Show, in full, each line of the data that contains "duty".
------------------------
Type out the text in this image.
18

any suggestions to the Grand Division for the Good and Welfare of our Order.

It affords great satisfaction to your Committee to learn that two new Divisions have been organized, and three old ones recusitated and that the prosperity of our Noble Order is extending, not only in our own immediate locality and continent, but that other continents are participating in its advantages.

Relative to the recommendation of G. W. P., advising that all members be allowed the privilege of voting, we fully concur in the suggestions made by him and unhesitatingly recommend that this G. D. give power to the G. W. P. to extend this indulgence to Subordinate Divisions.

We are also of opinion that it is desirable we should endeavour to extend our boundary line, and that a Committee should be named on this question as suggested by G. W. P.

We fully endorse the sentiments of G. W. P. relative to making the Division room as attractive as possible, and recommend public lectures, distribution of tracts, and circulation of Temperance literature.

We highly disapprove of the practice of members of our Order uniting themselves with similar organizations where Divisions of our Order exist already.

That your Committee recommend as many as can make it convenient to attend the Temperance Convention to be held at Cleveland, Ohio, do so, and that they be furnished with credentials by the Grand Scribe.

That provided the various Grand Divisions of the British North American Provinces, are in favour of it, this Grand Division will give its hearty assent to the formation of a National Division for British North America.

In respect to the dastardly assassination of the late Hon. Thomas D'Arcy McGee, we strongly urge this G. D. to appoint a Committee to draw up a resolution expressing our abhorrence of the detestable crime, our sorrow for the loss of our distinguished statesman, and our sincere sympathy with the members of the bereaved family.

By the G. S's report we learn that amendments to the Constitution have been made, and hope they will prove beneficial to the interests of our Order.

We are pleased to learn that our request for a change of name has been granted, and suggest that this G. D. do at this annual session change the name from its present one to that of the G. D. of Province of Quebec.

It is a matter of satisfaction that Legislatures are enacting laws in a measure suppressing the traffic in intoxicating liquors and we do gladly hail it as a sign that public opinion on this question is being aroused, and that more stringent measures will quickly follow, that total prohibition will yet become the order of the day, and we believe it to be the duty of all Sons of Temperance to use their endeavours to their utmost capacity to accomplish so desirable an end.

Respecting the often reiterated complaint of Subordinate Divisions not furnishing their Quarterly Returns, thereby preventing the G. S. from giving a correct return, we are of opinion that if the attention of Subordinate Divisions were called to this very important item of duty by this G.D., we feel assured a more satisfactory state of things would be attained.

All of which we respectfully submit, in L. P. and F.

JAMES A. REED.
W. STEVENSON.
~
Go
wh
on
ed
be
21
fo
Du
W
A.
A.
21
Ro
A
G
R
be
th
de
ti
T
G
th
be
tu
------------------------
• **FINAL RESULT**:
It is a matter of satisfaction that Legislatures are enacting laws in a measure suppressing the traffic in intoxicating liquors and we do gladly hail it as a sign that public opinion on this question is being aroused, and that more stringent measures will quickly follow, that total prohibition will yet become the order of the day, and we believe it to be the duty of all Sons of Temperance to use their endeavours to their utmost capacity to accomplish so desirable an end.
Respecting the often reiterated complaint of Subordinate Divisions not furnishing their Quarterly Returns, thereby preventing the G. S. from giving a correct return, we are of opinion that if the attention of Subordinate Divisions were called to this very important item of duty by this G.D., we feel assured a more satisfactory state of things would be attained.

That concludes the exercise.